__SUPPLIED MATERIAL__:
● ● ● ● ●

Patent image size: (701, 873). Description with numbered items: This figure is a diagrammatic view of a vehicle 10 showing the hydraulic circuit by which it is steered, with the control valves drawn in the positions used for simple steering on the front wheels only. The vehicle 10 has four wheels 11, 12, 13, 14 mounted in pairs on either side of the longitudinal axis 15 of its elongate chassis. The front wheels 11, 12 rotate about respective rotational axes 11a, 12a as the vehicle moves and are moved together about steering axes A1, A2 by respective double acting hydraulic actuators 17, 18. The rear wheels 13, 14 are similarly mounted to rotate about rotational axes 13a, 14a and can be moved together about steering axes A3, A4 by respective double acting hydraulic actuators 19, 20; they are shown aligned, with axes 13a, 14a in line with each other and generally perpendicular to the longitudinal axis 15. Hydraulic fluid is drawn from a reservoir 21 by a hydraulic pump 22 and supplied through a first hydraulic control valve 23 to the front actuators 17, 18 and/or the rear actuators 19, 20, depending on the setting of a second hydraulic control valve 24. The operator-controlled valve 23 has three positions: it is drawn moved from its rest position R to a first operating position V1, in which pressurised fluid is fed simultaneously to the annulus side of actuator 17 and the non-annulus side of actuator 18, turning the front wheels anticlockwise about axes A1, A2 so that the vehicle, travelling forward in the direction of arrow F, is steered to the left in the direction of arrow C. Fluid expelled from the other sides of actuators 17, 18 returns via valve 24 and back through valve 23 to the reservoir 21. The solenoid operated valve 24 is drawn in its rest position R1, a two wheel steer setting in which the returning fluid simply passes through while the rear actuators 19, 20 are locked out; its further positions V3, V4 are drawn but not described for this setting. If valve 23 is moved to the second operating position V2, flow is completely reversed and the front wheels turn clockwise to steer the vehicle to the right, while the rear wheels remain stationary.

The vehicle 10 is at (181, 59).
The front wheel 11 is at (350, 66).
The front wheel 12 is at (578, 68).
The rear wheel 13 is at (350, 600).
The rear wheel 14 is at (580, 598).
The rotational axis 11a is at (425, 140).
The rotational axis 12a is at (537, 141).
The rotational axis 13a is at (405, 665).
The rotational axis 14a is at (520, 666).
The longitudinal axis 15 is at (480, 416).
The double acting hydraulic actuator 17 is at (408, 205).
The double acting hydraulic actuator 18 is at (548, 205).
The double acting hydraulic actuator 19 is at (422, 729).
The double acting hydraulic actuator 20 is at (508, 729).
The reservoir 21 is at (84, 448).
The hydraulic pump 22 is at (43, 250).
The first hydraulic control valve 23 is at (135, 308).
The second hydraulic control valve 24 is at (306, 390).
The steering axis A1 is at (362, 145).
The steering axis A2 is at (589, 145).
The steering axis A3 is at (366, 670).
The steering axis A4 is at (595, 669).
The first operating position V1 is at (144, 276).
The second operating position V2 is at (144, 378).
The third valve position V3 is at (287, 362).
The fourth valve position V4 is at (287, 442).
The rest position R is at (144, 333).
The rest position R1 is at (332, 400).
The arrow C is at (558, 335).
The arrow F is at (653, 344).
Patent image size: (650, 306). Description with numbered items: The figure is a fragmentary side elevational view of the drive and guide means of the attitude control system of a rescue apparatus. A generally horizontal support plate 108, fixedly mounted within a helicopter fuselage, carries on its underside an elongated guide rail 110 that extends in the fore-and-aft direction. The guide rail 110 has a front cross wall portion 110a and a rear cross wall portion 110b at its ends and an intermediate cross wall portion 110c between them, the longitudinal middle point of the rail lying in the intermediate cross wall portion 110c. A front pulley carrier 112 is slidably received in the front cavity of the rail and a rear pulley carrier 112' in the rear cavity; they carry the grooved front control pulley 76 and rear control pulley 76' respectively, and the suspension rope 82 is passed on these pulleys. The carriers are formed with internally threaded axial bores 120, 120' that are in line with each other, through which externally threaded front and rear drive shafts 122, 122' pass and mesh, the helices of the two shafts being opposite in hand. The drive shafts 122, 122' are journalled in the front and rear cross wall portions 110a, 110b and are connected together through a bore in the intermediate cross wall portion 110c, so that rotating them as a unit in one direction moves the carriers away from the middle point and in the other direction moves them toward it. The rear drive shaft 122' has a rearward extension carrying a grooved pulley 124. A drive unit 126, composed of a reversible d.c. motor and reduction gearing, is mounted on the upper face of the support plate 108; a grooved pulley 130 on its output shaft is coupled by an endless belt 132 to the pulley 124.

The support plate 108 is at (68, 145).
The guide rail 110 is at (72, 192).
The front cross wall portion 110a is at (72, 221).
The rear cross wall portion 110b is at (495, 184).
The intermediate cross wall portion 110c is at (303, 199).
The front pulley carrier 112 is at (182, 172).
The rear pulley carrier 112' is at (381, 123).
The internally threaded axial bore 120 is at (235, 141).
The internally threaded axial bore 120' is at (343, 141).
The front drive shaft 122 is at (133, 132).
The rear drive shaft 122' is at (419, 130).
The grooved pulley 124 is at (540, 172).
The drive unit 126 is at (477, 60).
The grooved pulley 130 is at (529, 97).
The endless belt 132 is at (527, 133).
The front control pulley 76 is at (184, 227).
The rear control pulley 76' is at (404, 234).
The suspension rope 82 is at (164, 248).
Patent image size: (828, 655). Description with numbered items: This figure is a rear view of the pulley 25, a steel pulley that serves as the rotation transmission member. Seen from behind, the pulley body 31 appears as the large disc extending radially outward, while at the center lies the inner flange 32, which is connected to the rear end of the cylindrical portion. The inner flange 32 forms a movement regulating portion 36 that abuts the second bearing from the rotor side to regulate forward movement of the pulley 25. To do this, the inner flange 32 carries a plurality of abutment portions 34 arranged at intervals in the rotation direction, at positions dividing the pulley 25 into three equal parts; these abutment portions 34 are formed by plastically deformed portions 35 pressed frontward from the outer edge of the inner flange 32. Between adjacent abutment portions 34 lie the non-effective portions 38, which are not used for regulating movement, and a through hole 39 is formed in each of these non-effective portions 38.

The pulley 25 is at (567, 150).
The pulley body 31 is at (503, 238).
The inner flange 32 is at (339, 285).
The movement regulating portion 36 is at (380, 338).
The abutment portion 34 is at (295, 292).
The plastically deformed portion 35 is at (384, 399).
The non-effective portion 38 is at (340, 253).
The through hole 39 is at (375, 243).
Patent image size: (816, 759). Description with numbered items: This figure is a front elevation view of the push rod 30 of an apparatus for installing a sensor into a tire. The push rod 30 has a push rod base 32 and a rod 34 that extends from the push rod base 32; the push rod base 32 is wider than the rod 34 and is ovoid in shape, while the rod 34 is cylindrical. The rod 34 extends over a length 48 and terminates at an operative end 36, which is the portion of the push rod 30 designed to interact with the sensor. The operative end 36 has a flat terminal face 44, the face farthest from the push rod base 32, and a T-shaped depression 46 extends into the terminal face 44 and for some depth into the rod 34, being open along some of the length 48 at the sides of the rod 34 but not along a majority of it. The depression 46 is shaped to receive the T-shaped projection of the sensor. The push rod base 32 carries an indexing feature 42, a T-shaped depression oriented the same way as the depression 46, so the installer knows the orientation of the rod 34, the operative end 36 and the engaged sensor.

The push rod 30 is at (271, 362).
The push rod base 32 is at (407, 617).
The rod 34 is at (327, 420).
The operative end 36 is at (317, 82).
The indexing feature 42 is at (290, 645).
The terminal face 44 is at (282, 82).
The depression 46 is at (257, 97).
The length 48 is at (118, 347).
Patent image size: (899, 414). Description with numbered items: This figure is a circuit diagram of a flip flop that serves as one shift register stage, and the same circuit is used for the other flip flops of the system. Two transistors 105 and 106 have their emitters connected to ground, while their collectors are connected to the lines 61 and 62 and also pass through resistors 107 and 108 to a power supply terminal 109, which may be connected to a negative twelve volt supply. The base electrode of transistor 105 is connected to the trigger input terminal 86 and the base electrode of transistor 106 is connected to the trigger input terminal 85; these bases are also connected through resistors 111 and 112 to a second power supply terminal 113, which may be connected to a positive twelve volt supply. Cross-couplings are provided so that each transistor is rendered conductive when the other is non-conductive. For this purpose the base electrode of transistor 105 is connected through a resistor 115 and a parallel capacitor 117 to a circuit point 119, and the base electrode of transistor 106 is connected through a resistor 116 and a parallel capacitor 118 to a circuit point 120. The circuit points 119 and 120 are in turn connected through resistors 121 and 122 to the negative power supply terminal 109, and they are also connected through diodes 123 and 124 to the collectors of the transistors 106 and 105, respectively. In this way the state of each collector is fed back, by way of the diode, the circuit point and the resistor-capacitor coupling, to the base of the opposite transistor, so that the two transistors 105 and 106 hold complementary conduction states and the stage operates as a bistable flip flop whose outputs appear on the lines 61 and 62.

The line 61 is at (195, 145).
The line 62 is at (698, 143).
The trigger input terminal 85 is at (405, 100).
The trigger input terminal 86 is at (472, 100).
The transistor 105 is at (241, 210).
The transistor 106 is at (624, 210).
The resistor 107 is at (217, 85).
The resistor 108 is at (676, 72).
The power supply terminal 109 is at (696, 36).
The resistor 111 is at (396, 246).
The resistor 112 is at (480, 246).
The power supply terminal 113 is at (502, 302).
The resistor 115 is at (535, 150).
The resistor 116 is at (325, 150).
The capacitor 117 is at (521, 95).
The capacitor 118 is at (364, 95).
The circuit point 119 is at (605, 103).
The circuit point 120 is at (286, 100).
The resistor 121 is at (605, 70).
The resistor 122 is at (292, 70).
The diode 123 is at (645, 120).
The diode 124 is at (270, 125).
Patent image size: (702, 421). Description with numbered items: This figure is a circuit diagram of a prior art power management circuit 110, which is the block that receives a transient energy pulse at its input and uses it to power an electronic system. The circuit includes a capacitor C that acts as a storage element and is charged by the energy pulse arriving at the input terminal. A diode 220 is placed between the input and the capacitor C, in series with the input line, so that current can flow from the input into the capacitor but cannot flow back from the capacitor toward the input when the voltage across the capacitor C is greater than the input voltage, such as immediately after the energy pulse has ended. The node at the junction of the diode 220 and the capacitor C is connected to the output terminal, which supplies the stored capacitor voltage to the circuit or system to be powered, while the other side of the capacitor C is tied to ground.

● ● ● ● ●

__DIRECTION__:
Please rewrite the part of the data that opens with the line containing "Patent image size: (650, 306)." and closes with the line containing "The intermediate cross wall portion 110c is", swapping "rescue apparatus" for "rescue device" and leaving everything else the same.

__SOLUTION TO THIS TASK__:
Patent image size: (650, 306). Description with numbered items: The figure is a fragmentary side elevational view of the drive and guide means of the attitude control system of a rescue device. A generally horizontal support plate 108, fixedly mounted within a helicopter fuselage, carries on its underside an elongated guide rail 110 that extends in the fore-and-aft direction. The guide rail 110 has a front cross wall portion 110a and a rear cross wall portion 110b at its ends and an intermediate cross wall portion 110c between them, the longitudinal middle point of the rail lying in the intermediate cross wall portion 110c. A front pulley carrier 112 is slidably received in the front cavity of the rail and a rear pulley carrier 112' in the rear cavity; they carry the grooved front control pulley 76 and rear control pulley 76' respectively, and the suspension rope 82 is passed on these pulleys. The carriers are formed with internally threaded axial bores 120, 120' that are in line with each other, through which externally threaded front and rear drive shafts 122, 122' pass and mesh, the helices of the two shafts being opposite in hand. The drive shafts 122, 122' are journalled in the front and rear cross wall portions 110a, 110b and are connected together through a bore in the intermediate cross wall portion 110c, so that rotating them as a unit in one direction moves the carriers away from the middle point and in the other direction moves them toward it. The rear drive shaft 122' has a rearward extension carrying a grooved pulley 124. A drive unit 126, composed of a reversible d.c. motor and reduction gearing, is mounted on the upper face of the support plate 108; a grooved pulley 130 on its output shaft is coupled by an endless belt 132 to the pulley 124.

The support plate 108 is at (68, 145).
The guide rail 110 is at (72, 192).
The front cross wall portion 110a is at (72, 221).
The rear cross wall portion 110b is at (495, 184).
The intermediate cross wall portion 110c is at (303, 199).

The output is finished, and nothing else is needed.